**GIVEN REQUEST:** Please give the entries again in full and exactly, without any picture.

**STORED ROWS:**
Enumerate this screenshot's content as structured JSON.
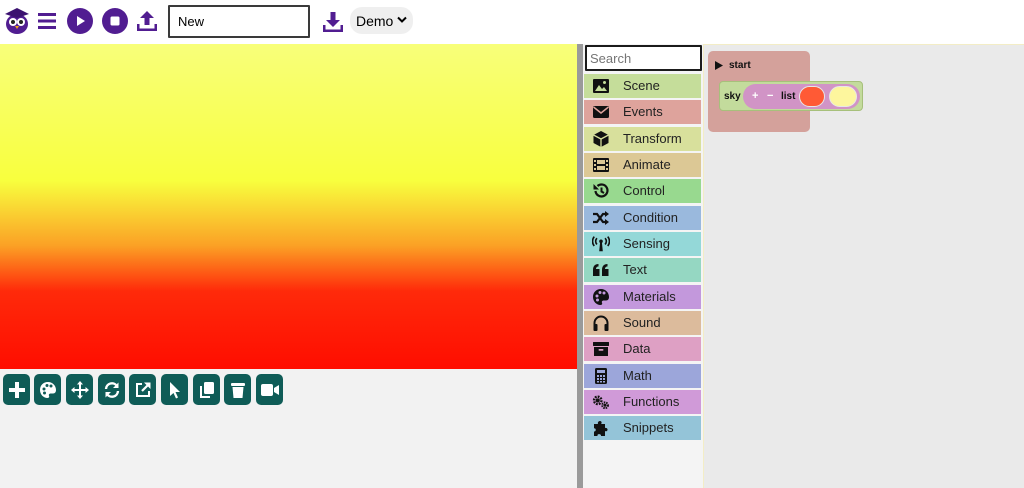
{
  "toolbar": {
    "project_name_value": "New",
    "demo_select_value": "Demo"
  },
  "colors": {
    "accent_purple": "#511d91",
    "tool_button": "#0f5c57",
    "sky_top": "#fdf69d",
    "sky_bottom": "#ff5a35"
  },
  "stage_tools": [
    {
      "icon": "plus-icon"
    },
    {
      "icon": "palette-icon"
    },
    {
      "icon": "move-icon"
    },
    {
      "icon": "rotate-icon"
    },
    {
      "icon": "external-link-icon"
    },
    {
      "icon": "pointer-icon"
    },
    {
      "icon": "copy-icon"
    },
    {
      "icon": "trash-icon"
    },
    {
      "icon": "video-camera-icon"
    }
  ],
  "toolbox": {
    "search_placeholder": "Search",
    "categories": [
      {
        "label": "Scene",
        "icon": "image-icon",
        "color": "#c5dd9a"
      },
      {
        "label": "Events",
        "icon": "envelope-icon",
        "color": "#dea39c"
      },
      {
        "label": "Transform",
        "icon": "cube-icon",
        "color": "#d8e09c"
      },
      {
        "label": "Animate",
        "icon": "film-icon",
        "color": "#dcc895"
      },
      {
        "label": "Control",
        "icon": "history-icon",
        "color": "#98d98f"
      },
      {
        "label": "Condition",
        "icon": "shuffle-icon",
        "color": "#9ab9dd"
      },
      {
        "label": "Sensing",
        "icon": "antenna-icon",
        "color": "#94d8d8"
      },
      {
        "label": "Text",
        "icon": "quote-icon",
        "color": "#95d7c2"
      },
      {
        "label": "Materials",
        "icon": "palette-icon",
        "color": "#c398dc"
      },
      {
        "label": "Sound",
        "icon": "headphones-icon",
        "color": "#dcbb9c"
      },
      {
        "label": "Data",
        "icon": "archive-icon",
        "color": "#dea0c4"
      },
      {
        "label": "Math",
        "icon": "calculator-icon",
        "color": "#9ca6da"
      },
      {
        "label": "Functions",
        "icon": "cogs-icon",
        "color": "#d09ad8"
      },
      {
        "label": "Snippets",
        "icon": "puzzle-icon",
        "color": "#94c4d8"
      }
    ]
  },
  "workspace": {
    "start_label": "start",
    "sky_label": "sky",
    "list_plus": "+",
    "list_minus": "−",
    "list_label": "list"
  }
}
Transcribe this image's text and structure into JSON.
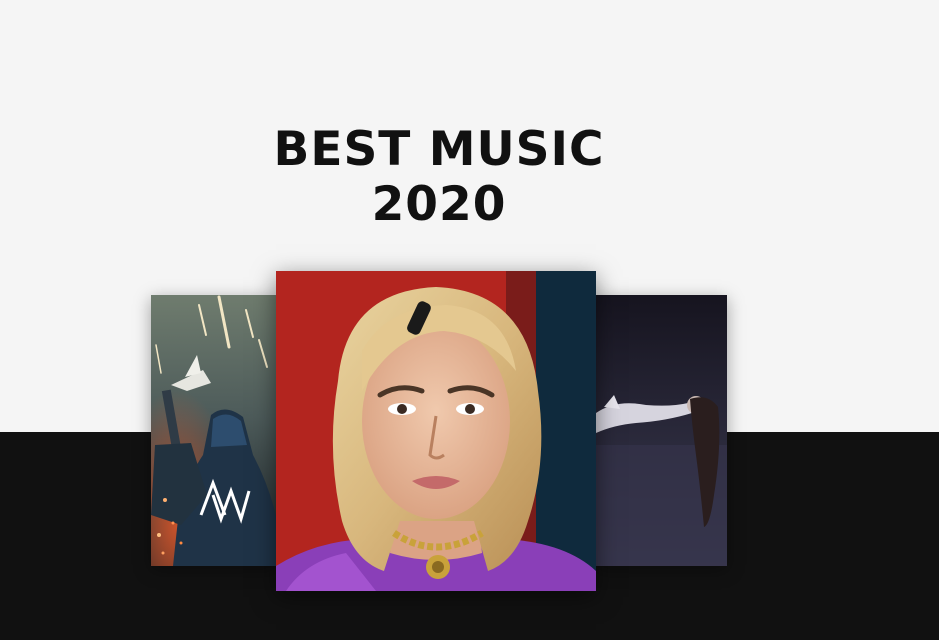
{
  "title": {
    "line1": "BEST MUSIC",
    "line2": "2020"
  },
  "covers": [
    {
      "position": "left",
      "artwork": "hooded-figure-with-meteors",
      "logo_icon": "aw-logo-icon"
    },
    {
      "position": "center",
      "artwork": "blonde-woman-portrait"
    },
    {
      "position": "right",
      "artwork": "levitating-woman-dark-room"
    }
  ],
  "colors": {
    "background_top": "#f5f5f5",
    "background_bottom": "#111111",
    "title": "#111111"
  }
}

**THE RESULT:**
Enumerate this screenshot's content as structured JSON.
{
  "toolbar": {
    "project_name_value": "New",
    "demo_select_value": "Demo"
  },
  "colors": {
    "accent_purple": "#511d91",
    "tool_button": "#0f5c57",
    "sky_top": "#fdf69d",
    "sky_bottom": "#ff5a35"
  },
  "stage_tools": [
    {
      "icon": "plus-icon"
    },
    {
      "icon": "palette-icon"
    },
    {
      "icon": "move-icon"
    },
    {
      "icon": "rotate-icon"
    },
    {
      "icon": "external-link-icon"
    },
    {
      "icon": "pointer-icon"
    },
    {
      "icon": "copy-icon"
    },
    {
      "icon": "trash-icon"
    },
    {
      "icon": "video-camera-icon"
    }
  ],
  "toolbox": {
    "search_placeholder": "Search",
    "categories": [
      {
        "label": "Scene",
        "icon": "image-icon",
        "color": "#c5dd9a"
      },
      {
        "label": "Events",
        "icon": "envelope-icon",
        "color": "#dea39c"
      },
      {
        "label": "Transform",
        "icon": "cube-icon",
        "color": "#d8e09c"
      },
      {
        "label": "Animate",
        "icon": "film-icon",
        "color": "#dcc895"
      },
      {
        "label": "Control",
        "icon": "history-icon",
        "color": "#98d98f"
      },
      {
        "label": "Condition",
        "icon": "shuffle-icon",
        "color": "#9ab9dd"
      },
      {
        "label": "Sensing",
        "icon": "antenna-icon",
        "color": "#94d8d8"
      },
      {
        "label": "Text",
        "icon": "quote-icon",
        "color": "#95d7c2"
      },
      {
        "label": "Materials",
        "icon": "palette-icon",
        "color": "#c398dc"
      },
      {
        "label": "Sound",
        "icon": "headphones-icon",
        "color": "#dcbb9c"
      },
      {
        "label": "Data",
        "icon": "archive-icon",
        "color": "#dea0c4"
      },
      {
        "label": "Math",
        "icon": "calculator-icon",
        "color": "#9ca6da"
      },
      {
        "label": "Functions",
        "icon": "cogs-icon",
        "color": "#d09ad8"
      },
      {
        "label": "Snippets",
        "icon": "puzzle-icon",
        "color": "#94c4d8"
      }
    ]
  },
  "workspace": {
    "start_label": "start",
    "sky_label": "sky",
    "list_plus": "+",
    "list_minus": "−",
    "list_label": "list"
  }
}
Transcribe this image's text and structure into JSON.
{
  "title": {
    "line1": "BEST MUSIC",
    "line2": "2020"
  },
  "covers": [
    {
      "position": "left",
      "artwork": "hooded-figure-with-meteors",
      "logo_icon": "aw-logo-icon"
    },
    {
      "position": "center",
      "artwork": "blonde-woman-portrait"
    },
    {
      "position": "right",
      "artwork": "levitating-woman-dark-room"
    }
  ],
  "colors": {
    "background_top": "#f5f5f5",
    "background_bottom": "#111111",
    "title": "#111111"
  }
}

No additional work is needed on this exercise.